Stored entries |

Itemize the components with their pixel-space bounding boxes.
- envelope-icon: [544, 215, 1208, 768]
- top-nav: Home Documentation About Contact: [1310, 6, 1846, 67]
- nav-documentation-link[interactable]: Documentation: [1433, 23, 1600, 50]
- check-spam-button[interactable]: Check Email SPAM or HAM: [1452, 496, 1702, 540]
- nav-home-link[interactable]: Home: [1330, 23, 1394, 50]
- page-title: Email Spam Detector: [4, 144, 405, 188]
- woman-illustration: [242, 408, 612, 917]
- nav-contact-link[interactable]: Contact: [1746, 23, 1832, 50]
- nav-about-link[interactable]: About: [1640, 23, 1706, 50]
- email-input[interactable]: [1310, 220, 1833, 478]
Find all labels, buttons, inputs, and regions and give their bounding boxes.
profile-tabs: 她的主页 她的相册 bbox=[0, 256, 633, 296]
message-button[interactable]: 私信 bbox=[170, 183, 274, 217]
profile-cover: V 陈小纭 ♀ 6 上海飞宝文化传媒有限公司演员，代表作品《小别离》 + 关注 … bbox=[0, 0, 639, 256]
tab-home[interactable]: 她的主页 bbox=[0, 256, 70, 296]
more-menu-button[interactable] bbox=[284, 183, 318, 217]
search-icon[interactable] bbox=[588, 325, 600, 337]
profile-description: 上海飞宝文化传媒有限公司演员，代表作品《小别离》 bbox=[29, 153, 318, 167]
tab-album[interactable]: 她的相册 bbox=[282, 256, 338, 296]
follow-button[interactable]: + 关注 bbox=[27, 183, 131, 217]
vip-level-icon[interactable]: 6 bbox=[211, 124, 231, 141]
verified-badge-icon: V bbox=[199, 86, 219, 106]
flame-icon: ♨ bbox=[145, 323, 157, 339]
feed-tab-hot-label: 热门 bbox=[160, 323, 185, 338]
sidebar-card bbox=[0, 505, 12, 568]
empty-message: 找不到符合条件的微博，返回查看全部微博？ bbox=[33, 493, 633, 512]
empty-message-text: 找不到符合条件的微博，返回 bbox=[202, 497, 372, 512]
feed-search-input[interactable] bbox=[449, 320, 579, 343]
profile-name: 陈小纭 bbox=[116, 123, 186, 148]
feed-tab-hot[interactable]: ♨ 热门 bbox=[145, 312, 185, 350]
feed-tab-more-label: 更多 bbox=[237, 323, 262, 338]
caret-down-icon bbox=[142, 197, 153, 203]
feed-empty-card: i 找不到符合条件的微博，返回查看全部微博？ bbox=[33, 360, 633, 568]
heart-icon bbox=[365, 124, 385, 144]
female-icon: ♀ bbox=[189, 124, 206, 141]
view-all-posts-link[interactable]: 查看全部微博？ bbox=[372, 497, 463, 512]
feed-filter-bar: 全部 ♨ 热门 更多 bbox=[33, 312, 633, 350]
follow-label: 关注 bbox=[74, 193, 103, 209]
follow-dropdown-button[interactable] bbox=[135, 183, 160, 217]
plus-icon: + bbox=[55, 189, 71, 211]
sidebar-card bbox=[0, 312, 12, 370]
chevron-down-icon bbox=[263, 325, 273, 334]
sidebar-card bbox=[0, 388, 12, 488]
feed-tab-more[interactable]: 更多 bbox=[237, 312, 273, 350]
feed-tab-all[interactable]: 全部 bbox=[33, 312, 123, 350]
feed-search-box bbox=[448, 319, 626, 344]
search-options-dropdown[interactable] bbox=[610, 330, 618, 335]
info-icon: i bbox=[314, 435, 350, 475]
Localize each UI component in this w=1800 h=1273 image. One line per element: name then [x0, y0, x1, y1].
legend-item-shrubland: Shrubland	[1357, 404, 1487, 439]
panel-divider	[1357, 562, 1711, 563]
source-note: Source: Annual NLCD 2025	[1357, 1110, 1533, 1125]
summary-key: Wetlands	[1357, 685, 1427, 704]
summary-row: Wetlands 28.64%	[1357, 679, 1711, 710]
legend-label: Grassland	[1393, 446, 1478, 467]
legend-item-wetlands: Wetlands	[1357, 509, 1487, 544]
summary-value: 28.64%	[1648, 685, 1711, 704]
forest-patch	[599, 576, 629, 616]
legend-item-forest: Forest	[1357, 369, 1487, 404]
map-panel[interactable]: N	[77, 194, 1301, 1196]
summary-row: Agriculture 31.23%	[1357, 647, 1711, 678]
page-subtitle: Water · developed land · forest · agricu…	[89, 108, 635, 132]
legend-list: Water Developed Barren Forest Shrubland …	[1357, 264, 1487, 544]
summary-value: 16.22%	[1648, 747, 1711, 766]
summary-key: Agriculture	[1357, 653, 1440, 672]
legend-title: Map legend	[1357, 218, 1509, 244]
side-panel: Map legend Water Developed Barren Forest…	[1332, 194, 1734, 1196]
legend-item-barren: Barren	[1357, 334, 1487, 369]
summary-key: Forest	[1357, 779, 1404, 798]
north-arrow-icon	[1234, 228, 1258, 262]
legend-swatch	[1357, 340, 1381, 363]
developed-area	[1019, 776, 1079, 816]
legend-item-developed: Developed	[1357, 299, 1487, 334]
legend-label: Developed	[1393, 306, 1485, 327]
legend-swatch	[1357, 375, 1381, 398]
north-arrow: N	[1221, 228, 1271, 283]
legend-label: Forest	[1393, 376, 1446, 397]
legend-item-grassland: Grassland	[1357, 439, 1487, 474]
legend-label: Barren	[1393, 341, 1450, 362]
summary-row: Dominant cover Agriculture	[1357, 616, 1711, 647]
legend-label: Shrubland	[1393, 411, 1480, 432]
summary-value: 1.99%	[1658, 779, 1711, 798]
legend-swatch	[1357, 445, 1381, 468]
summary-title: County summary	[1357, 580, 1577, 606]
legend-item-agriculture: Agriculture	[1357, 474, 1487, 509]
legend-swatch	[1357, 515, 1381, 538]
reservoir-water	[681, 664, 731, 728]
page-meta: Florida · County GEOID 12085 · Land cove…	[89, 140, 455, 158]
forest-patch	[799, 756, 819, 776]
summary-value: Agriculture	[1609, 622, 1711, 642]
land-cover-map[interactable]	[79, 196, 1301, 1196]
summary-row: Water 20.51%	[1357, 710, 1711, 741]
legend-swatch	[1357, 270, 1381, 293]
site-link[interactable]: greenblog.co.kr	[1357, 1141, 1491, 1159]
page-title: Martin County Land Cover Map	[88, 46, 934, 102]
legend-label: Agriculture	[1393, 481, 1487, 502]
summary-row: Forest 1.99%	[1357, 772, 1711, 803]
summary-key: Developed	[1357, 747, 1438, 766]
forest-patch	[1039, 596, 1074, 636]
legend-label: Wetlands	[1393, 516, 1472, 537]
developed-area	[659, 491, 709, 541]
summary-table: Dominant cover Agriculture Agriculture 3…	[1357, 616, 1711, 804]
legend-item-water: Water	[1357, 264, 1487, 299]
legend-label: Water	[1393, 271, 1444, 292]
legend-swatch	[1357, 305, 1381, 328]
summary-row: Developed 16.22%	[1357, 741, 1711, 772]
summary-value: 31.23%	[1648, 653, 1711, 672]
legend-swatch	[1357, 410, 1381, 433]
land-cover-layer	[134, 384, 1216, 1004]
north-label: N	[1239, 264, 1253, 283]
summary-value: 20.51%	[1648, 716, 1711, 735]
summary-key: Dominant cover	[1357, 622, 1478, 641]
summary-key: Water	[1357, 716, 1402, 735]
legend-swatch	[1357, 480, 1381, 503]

DIRECTIVE |
Count the lines in the entries above that contain the string "area". Reply with the number only.

FULL RESPONSE |
2